## Data provided
◇ ◇ ◇ ◇ ◇
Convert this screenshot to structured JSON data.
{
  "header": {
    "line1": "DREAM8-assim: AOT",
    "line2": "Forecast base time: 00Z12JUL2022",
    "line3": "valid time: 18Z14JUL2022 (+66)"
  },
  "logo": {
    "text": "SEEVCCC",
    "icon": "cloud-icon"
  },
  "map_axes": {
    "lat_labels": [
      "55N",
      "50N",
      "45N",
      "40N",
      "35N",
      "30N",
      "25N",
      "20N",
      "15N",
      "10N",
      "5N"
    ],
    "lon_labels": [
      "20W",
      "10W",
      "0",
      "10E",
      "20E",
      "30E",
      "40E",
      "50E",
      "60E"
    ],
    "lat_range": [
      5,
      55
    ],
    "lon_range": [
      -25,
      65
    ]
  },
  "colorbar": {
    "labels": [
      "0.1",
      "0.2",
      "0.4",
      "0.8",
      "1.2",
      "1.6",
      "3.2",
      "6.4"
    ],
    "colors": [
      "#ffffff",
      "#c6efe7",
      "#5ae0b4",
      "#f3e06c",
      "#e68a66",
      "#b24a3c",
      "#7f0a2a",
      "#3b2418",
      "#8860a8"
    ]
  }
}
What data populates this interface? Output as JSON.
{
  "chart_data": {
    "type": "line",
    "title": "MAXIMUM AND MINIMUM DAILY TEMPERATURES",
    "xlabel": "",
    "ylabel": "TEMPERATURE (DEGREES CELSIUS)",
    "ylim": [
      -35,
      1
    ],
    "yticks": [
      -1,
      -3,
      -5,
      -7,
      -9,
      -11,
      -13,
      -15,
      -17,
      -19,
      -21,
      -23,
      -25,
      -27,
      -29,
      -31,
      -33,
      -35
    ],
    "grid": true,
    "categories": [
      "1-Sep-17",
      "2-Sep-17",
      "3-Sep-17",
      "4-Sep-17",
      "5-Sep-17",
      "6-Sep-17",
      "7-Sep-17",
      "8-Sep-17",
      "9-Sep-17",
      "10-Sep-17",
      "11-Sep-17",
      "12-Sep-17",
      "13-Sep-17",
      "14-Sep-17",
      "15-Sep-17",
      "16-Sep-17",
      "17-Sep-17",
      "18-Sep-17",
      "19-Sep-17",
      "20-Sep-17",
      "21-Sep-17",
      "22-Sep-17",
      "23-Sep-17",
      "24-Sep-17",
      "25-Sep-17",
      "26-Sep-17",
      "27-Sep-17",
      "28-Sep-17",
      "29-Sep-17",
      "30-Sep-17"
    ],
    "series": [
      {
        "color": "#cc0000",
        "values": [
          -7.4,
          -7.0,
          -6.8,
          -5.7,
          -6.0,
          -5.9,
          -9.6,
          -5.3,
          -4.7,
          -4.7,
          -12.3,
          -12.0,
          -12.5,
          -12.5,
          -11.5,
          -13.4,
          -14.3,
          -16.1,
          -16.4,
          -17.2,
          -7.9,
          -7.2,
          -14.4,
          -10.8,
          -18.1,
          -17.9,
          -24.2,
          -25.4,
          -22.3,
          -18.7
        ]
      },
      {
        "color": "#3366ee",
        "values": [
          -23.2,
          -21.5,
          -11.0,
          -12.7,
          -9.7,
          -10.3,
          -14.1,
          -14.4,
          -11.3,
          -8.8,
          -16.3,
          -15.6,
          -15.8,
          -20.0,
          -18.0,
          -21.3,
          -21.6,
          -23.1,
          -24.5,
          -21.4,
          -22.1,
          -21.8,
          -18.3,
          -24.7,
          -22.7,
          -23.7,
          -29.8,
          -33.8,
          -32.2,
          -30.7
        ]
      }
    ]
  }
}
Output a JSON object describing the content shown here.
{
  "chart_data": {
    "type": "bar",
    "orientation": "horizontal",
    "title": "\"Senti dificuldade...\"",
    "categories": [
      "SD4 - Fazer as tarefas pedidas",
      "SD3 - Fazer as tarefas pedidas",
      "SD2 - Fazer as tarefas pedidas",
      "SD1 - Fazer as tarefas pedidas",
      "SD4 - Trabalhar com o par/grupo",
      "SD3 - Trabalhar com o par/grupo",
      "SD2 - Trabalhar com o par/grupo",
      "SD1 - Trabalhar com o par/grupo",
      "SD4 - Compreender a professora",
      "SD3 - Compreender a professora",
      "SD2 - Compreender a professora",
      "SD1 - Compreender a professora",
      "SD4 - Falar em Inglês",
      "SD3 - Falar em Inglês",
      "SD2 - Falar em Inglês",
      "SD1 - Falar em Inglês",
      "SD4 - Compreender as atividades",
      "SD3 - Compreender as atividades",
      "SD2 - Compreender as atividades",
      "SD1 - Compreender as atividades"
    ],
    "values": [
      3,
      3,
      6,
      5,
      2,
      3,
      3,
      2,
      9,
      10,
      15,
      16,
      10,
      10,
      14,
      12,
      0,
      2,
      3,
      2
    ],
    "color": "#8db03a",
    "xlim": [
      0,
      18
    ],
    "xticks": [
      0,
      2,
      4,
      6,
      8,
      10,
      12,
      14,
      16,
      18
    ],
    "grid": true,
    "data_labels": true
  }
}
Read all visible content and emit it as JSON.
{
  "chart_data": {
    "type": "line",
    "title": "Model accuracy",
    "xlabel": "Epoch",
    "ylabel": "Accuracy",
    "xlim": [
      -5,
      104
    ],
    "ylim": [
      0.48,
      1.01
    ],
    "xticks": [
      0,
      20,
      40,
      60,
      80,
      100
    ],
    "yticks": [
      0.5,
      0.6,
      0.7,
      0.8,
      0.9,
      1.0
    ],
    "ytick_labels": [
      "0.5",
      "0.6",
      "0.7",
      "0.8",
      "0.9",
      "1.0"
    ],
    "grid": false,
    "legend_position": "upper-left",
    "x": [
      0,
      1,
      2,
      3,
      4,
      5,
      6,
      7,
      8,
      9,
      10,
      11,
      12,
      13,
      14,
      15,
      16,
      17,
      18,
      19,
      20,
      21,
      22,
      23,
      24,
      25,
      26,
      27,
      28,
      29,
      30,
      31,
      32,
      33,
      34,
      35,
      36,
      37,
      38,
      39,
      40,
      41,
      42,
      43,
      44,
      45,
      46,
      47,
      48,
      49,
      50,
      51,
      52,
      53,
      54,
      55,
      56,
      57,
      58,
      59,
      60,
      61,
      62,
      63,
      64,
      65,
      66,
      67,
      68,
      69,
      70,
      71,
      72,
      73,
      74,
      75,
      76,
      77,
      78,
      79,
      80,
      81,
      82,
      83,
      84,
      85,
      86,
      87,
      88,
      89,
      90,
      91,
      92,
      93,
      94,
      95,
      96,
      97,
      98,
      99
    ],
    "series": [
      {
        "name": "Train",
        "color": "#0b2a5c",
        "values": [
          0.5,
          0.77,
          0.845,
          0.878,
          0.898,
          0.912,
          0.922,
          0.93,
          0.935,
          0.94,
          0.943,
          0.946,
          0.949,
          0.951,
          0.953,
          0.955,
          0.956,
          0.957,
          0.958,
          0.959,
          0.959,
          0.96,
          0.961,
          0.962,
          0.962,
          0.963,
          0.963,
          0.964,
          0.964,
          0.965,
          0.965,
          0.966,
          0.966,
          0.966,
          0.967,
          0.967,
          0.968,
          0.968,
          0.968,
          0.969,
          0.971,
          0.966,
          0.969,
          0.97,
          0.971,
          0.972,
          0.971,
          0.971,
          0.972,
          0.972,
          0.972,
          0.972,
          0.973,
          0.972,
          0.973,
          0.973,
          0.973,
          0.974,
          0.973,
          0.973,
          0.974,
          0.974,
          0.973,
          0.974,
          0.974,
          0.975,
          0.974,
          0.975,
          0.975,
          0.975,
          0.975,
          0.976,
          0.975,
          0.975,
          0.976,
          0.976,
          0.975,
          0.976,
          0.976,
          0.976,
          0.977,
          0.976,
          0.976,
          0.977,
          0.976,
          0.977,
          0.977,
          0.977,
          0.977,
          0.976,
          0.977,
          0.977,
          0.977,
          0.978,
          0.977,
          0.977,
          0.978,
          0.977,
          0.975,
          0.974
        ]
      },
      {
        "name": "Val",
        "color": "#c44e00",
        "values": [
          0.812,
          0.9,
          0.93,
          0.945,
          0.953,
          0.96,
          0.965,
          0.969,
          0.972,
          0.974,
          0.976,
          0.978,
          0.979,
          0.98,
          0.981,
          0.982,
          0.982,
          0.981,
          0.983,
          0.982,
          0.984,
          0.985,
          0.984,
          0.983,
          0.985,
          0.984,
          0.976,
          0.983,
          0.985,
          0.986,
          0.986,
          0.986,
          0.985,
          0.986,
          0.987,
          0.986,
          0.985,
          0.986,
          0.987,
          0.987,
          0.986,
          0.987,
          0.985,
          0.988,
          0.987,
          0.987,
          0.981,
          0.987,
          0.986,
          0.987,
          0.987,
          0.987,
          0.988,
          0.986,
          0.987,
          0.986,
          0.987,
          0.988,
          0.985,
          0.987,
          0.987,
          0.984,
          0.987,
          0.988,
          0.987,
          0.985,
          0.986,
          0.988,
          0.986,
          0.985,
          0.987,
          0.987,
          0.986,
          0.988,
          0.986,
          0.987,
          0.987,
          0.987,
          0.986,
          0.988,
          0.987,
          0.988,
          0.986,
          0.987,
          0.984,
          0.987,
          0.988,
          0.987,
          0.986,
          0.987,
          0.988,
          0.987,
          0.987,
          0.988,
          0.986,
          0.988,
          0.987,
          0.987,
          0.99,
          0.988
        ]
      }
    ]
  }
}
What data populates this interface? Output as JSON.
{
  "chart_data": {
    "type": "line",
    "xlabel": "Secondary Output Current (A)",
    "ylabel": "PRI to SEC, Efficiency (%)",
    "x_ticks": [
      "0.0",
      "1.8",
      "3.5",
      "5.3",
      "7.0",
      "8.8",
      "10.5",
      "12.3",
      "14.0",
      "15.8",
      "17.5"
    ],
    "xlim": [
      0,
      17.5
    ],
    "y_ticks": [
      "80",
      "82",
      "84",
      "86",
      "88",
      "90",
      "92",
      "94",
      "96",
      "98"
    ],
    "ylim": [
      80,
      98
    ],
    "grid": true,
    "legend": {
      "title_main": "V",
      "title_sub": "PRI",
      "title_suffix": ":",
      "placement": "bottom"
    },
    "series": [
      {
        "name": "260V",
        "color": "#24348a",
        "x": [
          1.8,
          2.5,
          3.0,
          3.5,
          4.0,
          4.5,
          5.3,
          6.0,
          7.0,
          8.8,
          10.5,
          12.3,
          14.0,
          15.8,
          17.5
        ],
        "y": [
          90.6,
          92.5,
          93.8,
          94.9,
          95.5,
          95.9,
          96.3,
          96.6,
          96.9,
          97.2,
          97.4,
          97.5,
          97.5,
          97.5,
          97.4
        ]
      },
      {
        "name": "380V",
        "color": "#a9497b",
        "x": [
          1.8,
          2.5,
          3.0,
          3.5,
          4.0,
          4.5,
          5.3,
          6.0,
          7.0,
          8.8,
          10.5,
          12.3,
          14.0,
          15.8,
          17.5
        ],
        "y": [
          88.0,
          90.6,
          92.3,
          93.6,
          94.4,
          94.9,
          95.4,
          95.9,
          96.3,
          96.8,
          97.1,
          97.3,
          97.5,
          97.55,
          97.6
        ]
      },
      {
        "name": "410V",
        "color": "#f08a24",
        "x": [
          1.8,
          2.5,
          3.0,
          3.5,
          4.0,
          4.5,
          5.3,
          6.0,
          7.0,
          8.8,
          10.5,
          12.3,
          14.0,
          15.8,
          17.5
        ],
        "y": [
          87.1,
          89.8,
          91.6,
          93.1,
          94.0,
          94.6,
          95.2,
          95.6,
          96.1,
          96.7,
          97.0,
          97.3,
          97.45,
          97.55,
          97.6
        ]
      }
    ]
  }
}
◇ ◇ ◇ ◇ ◇
## What you should do
Give the number of lines in the entries above that include the string "content". No other output is expected.

## Reply
2